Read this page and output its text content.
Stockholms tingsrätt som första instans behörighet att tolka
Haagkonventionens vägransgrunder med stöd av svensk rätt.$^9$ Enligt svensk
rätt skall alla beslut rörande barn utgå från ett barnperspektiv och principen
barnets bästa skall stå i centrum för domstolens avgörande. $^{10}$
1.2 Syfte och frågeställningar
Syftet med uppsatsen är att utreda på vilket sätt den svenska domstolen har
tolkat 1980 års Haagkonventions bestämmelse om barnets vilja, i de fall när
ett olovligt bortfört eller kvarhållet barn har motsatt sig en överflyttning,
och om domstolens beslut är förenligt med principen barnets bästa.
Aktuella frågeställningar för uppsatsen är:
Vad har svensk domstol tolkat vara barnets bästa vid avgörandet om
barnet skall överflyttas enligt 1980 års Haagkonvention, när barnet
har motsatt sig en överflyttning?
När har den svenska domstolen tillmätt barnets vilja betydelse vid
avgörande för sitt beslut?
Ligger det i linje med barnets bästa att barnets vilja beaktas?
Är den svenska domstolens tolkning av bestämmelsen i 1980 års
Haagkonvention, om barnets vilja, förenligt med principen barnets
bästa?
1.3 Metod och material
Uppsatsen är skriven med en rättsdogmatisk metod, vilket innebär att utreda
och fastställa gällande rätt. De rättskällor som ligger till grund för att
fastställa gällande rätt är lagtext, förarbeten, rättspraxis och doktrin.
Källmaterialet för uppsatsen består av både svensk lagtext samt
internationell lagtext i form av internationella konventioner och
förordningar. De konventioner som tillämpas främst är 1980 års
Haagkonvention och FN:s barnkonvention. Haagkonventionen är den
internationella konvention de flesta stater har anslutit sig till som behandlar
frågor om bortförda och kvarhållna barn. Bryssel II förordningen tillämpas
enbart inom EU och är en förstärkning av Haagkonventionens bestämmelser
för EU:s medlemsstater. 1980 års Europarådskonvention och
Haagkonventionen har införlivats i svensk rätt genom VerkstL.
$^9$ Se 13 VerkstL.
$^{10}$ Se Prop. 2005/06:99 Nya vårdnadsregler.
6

------------------------------------

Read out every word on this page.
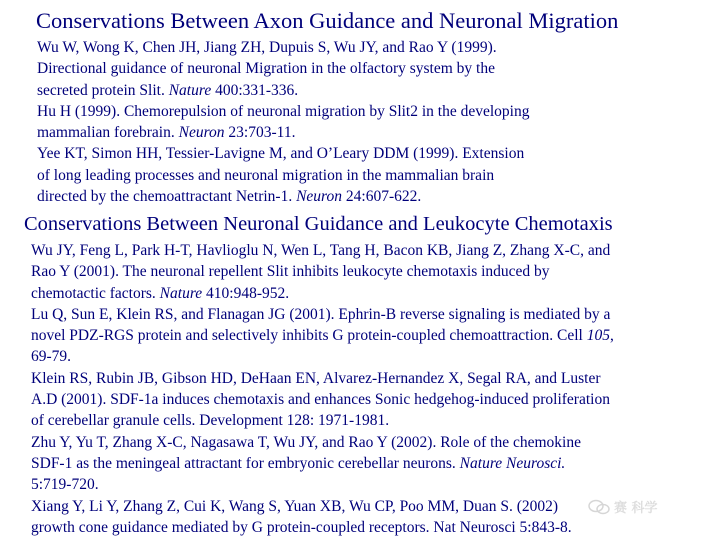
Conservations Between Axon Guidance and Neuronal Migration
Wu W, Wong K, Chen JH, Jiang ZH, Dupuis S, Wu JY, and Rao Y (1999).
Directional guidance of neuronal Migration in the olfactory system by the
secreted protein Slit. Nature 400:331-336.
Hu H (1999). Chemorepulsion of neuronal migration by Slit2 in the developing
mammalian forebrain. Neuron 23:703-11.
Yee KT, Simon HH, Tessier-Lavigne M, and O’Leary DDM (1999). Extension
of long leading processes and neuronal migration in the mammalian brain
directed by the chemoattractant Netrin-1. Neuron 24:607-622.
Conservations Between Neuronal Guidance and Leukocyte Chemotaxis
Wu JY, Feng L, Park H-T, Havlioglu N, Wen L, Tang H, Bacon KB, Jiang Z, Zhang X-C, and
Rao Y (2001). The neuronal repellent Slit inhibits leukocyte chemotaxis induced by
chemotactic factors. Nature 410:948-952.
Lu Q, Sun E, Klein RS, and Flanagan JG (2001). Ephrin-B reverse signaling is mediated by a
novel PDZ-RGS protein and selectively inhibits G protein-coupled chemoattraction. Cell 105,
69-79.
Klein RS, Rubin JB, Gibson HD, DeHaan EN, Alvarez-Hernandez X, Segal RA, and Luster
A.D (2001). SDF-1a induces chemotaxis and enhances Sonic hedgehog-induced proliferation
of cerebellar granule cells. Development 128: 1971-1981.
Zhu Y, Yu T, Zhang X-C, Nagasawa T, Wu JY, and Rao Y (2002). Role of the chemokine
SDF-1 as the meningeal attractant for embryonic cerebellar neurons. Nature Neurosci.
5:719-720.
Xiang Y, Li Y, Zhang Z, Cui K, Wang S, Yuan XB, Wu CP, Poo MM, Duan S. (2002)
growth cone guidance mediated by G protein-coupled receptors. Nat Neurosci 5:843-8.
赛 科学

------------------------------------

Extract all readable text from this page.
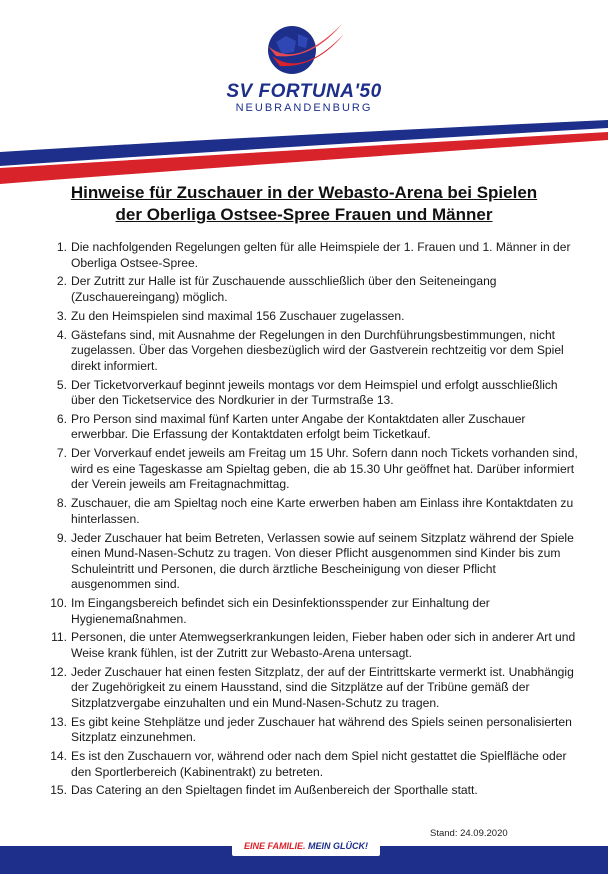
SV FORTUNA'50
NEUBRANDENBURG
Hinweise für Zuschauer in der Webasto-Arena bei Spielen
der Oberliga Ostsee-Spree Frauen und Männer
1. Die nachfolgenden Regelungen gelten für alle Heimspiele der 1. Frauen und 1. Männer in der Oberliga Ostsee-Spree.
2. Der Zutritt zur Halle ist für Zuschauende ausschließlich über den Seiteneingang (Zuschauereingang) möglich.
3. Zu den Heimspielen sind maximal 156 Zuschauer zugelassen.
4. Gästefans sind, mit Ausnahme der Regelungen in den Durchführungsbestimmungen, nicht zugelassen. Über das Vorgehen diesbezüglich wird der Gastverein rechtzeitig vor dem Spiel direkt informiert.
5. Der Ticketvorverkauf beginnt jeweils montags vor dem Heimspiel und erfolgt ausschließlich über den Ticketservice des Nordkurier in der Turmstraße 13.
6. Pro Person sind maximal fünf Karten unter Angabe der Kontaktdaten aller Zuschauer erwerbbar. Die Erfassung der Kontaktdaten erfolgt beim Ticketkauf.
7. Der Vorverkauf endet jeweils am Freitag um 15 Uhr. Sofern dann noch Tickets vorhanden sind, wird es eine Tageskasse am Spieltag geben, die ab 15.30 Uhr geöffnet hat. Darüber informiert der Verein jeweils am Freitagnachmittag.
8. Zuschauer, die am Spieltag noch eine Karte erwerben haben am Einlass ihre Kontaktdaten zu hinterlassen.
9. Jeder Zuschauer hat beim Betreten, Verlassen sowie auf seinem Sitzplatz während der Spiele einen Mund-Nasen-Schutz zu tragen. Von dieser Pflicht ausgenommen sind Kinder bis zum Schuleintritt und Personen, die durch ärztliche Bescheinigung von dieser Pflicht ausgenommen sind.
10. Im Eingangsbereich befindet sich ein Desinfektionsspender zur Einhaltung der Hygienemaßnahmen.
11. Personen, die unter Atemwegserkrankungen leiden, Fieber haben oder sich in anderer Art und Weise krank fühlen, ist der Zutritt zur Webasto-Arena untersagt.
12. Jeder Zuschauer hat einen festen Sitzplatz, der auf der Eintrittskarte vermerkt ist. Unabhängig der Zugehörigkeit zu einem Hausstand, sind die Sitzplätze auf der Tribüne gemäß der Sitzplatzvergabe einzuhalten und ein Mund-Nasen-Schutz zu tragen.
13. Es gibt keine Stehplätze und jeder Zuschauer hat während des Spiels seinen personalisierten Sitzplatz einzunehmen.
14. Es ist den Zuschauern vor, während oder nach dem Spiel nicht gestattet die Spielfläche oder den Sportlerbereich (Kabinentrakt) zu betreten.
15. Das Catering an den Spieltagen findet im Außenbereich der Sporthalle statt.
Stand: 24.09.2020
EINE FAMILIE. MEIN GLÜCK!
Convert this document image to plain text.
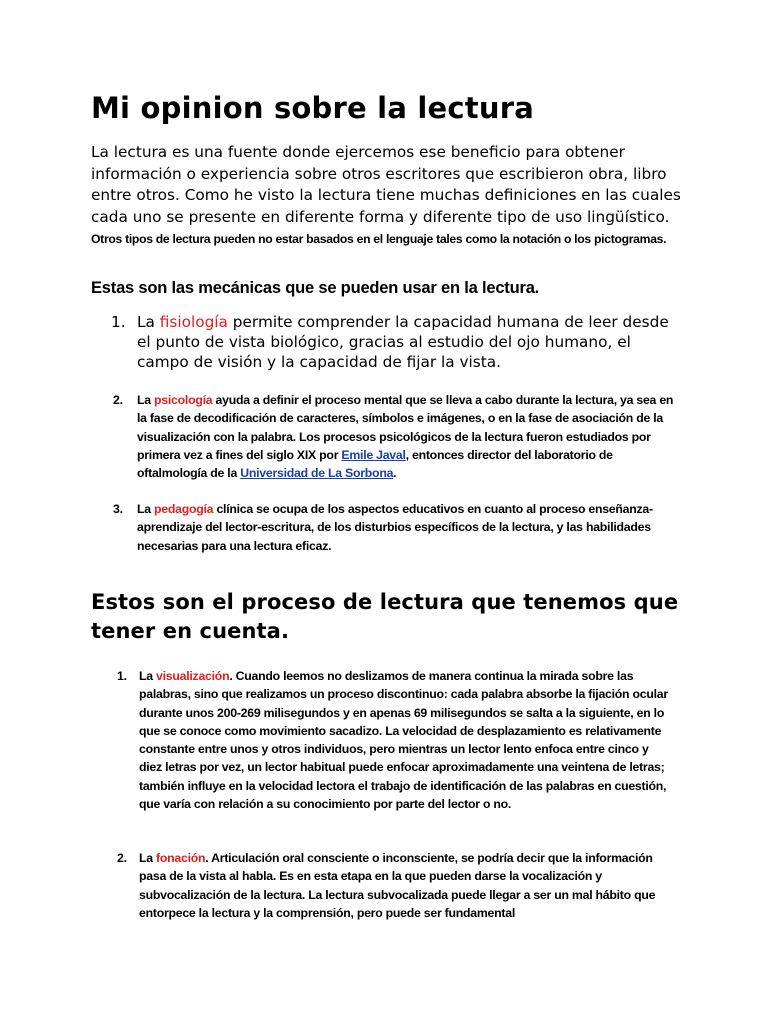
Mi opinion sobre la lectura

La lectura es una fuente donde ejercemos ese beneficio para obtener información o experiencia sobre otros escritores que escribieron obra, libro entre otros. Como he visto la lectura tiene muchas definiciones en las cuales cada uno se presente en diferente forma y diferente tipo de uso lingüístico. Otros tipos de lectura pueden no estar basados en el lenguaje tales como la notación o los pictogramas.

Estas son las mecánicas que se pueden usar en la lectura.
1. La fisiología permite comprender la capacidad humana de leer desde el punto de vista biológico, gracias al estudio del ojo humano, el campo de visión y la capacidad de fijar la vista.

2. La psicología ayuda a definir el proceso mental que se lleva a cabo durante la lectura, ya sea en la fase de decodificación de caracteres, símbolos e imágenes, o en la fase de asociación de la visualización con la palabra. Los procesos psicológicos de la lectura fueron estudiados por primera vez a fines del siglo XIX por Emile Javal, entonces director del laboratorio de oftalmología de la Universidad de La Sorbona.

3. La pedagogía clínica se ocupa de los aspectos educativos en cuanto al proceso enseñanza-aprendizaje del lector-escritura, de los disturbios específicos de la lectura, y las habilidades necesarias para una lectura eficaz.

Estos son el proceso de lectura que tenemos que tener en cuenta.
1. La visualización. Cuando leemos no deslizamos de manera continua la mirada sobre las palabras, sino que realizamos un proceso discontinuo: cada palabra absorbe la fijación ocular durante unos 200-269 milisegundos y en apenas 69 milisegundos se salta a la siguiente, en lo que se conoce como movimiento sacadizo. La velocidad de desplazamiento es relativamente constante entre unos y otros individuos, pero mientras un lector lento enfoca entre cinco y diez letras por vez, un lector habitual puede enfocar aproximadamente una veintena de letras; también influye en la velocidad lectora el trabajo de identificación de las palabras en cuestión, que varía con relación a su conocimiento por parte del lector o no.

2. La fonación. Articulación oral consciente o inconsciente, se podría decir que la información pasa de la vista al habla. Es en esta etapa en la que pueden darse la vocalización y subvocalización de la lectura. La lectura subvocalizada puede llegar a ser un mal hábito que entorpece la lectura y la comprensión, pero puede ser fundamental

------------------------------------

EXERCISE BRIEF
Read each line of the material, and wherever the word "mediated" turns up, copy that line.

RESULT OF THE EXERCISE
Lu Q, Sun E, Klein RS, and Flanagan JG (2001). Ephrin-B reverse signaling is mediated by a
growth cone guidance mediated by G protein-coupled receptors. Nat Neurosci 5:843-8.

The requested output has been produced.